Give the data below again exactly as it stands. Omit the pictures.

## DATA SECTION
-- Begin --

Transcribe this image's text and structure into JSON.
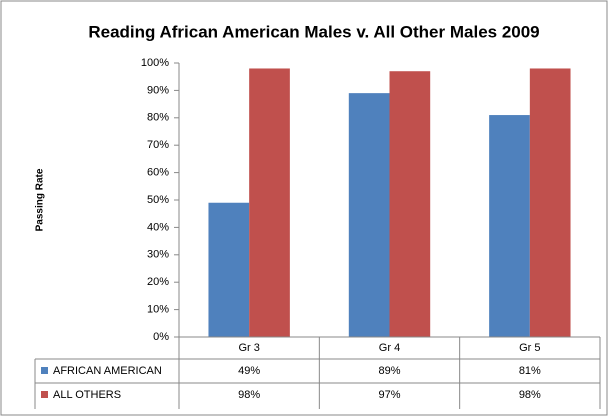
{
  "chart_data": {
    "type": "bar",
    "title": "Reading African American Males v. All Other Males 2009",
    "y_label": "Passing Rate",
    "categories": [
      "Gr 3",
      "Gr 4",
      "Gr 5"
    ],
    "series": [
      {
        "name": "AFRICAN AMERICAN",
        "color": "#4f81bd",
        "values": [
          49,
          89,
          81
        ],
        "value_labels": [
          "49%",
          "89%",
          "81%"
        ]
      },
      {
        "name": "ALL OTHERS",
        "color": "#c0504d",
        "values": [
          98,
          97,
          98
        ],
        "value_labels": [
          "98%",
          "97%",
          "98%"
        ]
      }
    ],
    "ylim": [
      0,
      100
    ],
    "yticks": [
      {
        "value": 0,
        "label": "0%"
      },
      {
        "value": 10,
        "label": "10%"
      },
      {
        "value": 20,
        "label": "20%"
      },
      {
        "value": 30,
        "label": "30%"
      },
      {
        "value": 40,
        "label": "40%"
      },
      {
        "value": 50,
        "label": "50%"
      },
      {
        "value": 60,
        "label": "60%"
      },
      {
        "value": 70,
        "label": "70%"
      },
      {
        "value": 80,
        "label": "80%"
      },
      {
        "value": 90,
        "label": "90%"
      },
      {
        "value": 100,
        "label": "100%"
      }
    ],
    "grid": false,
    "data_table": true
  }
}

-- End --

## RESULT FOR THIS TASK
Transcribe this image's text and structure into JSON.
{
  "chart_data": {
    "type": "bar",
    "title": "Reading African American Males v. All Other Males 2009",
    "y_label": "Passing Rate",
    "categories": [
      "Gr 3",
      "Gr 4",
      "Gr 5"
    ],
    "series": [
      {
        "name": "AFRICAN AMERICAN",
        "color": "#4f81bd",
        "values": [
          49,
          89,
          81
        ],
        "value_labels": [
          "49%",
          "89%",
          "81%"
        ]
      },
      {
        "name": "ALL OTHERS",
        "color": "#c0504d",
        "values": [
          98,
          97,
          98
        ],
        "value_labels": [
          "98%",
          "97%",
          "98%"
        ]
      }
    ],
    "ylim": [
      0,
      100
    ],
    "yticks": [
      {
        "value": 0,
        "label": "0%"
      },
      {
        "value": 10,
        "label": "10%"
      },
      {
        "value": 20,
        "label": "20%"
      },
      {
        "value": 30,
        "label": "30%"
      },
      {
        "value": 40,
        "label": "40%"
      },
      {
        "value": 50,
        "label": "50%"
      },
      {
        "value": 60,
        "label": "60%"
      },
      {
        "value": 70,
        "label": "70%"
      },
      {
        "value": 80,
        "label": "80%"
      },
      {
        "value": 90,
        "label": "90%"
      },
      {
        "value": 100,
        "label": "100%"
      }
    ],
    "grid": false,
    "data_table": true
  }
}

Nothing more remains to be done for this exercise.